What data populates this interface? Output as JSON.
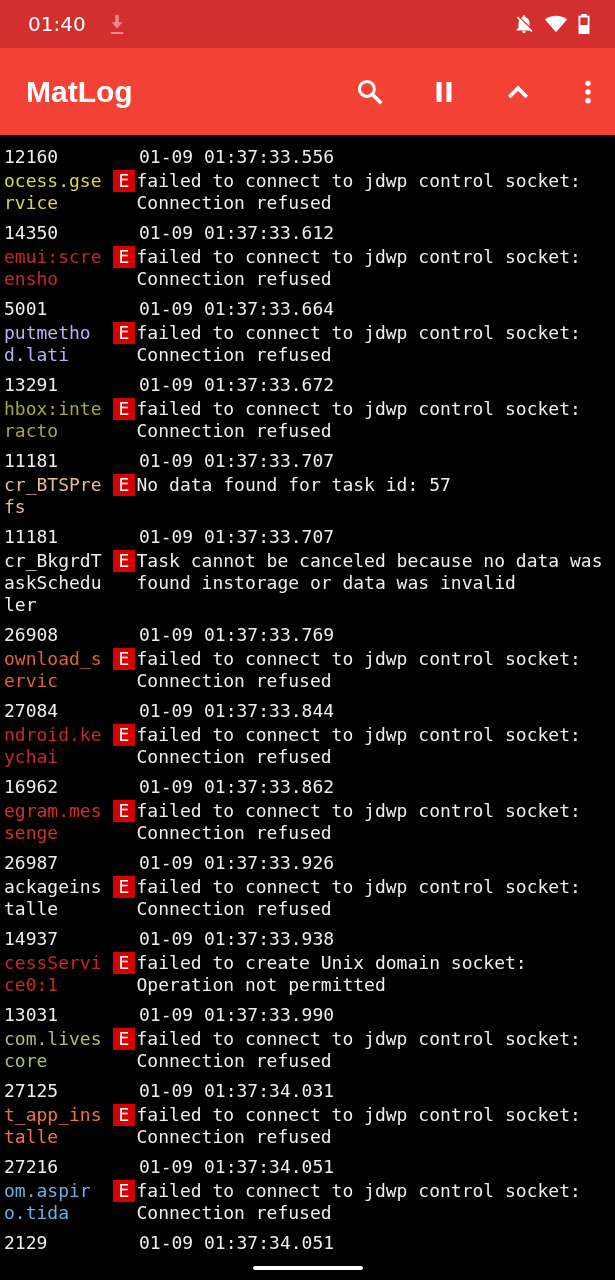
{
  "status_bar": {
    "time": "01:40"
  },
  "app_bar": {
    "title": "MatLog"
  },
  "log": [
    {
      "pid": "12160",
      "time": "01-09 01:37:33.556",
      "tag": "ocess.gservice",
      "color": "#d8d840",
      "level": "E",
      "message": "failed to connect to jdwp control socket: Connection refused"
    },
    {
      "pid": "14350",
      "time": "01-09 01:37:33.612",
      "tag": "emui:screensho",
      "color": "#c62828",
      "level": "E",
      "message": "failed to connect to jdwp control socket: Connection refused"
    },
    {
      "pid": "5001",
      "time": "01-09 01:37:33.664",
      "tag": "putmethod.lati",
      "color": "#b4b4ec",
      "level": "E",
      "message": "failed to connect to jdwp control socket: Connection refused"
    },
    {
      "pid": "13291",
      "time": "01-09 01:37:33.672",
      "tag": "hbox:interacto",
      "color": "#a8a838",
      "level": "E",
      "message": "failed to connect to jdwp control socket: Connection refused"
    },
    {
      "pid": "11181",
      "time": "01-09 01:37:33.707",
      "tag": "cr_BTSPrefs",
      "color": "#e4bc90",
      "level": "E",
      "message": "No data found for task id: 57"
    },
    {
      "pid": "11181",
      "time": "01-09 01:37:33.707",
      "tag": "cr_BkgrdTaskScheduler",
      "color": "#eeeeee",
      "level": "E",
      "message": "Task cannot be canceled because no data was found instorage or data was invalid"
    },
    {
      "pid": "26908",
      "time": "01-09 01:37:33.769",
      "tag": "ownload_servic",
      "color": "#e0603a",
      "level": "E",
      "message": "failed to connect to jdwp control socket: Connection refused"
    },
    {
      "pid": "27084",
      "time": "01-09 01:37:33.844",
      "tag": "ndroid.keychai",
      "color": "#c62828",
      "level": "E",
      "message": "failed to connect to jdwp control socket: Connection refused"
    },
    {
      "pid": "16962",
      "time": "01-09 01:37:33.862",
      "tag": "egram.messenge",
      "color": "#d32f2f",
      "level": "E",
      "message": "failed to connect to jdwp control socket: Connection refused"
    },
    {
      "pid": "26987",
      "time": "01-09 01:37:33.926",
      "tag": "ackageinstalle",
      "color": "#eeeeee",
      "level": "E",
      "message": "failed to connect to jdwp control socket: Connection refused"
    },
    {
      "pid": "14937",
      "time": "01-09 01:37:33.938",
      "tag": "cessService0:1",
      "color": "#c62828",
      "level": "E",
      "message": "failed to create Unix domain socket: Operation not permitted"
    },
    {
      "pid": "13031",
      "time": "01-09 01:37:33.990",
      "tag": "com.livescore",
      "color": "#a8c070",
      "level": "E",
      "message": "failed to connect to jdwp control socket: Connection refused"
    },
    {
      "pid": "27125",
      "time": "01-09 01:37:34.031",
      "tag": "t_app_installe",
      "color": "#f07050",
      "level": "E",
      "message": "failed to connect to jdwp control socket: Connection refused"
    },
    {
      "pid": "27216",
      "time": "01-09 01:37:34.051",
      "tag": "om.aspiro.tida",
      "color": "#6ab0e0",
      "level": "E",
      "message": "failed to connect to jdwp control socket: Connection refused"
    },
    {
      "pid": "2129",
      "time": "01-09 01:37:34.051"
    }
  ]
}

···

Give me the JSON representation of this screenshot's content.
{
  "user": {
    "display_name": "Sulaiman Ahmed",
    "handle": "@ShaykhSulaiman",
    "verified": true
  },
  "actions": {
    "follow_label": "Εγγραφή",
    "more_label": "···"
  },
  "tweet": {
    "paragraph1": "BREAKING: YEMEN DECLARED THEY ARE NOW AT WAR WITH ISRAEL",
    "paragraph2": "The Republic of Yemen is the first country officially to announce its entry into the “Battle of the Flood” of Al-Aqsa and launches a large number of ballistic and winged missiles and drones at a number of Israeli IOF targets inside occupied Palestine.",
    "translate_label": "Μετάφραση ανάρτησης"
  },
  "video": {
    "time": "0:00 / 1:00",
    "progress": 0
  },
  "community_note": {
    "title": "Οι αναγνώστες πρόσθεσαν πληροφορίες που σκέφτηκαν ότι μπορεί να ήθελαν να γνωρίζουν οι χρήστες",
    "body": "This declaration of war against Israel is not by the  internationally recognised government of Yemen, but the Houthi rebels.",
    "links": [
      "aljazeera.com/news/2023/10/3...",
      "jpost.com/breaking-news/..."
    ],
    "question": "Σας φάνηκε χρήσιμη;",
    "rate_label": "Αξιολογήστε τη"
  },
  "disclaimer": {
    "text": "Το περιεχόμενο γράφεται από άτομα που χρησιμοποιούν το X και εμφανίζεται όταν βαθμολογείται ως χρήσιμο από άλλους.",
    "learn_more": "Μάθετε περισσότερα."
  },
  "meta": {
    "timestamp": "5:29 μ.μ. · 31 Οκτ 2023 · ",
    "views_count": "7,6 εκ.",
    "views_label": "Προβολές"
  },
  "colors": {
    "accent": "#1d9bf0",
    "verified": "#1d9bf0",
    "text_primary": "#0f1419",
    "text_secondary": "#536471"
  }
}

···

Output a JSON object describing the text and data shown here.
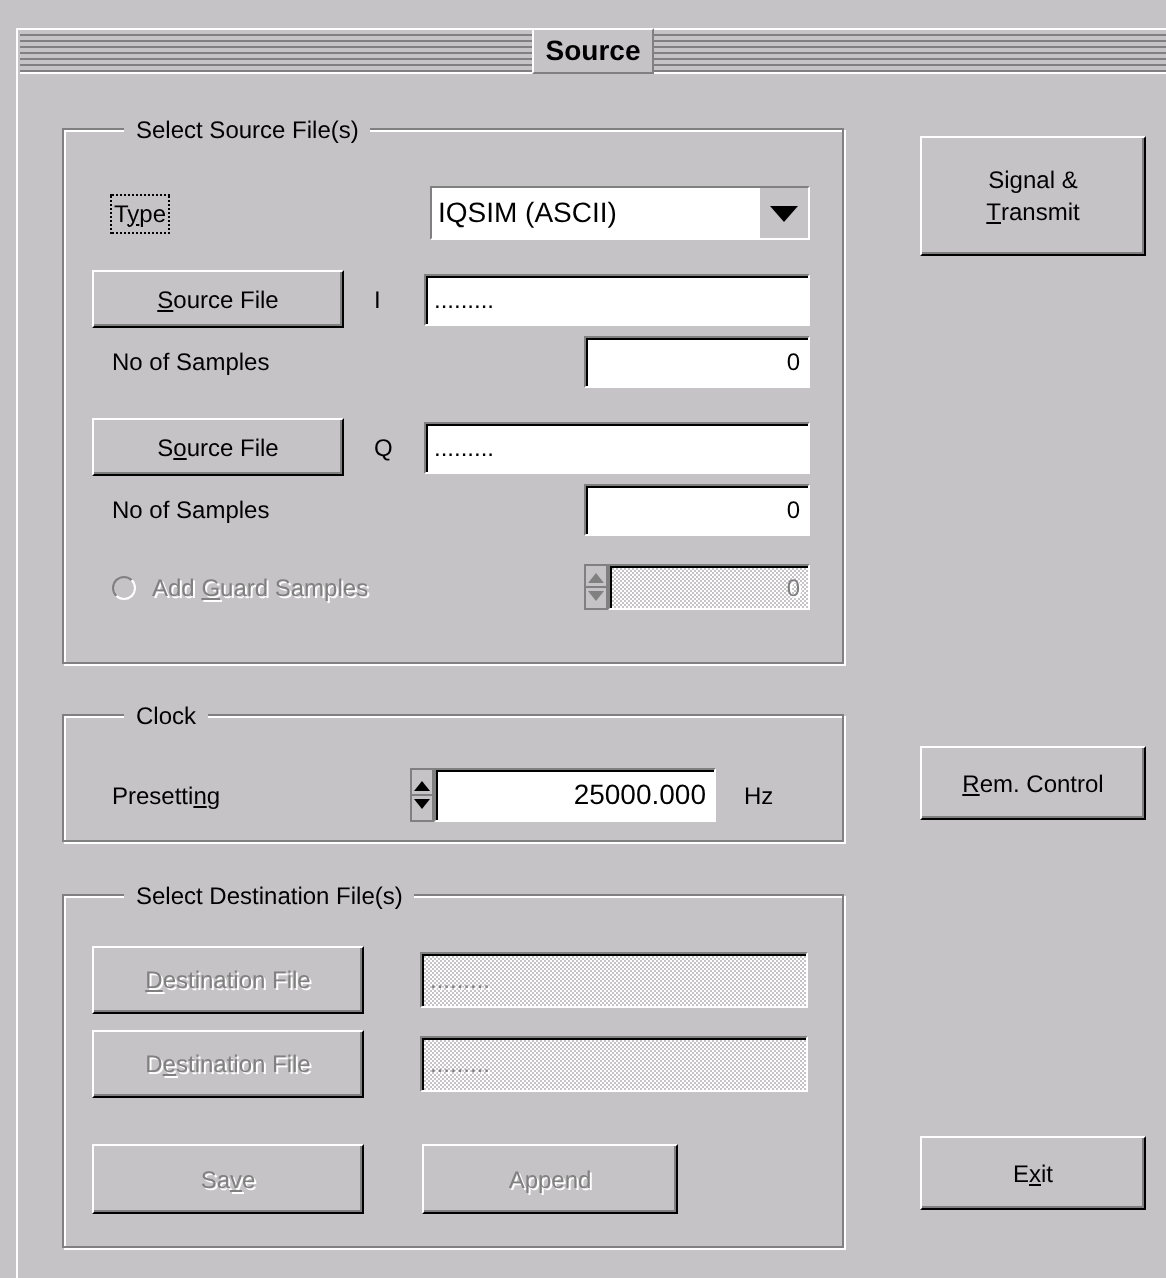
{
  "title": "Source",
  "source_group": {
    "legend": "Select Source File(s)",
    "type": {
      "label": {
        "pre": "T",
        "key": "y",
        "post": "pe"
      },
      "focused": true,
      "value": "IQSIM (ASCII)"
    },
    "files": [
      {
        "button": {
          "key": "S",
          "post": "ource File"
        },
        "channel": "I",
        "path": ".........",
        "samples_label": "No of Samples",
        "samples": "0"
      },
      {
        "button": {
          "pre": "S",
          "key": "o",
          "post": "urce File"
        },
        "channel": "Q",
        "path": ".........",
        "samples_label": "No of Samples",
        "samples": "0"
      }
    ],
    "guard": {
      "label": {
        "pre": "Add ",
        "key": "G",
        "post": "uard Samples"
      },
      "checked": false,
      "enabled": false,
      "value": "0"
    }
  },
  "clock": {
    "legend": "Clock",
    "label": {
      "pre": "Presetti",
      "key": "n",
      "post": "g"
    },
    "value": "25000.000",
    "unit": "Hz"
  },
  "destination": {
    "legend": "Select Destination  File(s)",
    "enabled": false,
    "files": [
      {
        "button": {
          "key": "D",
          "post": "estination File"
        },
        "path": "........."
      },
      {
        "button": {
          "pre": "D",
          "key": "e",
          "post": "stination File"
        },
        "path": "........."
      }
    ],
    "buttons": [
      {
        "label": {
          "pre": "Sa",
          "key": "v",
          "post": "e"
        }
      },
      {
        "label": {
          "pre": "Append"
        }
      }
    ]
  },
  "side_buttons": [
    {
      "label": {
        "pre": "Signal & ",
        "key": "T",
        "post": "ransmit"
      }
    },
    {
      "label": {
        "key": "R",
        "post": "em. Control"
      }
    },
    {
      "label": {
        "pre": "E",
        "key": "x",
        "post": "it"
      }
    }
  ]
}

···

--- Task prompt ---
Locate all lines in the listing above with the word "data" and copy them.

--- Task answer ---
What data populates this interface? Output as JSON.
      "message": "No data found for task id: 57"
      "message": "Task cannot be canceled because no data was found instorage or data was invalid"
Output a JSON object describing the text and data shown here.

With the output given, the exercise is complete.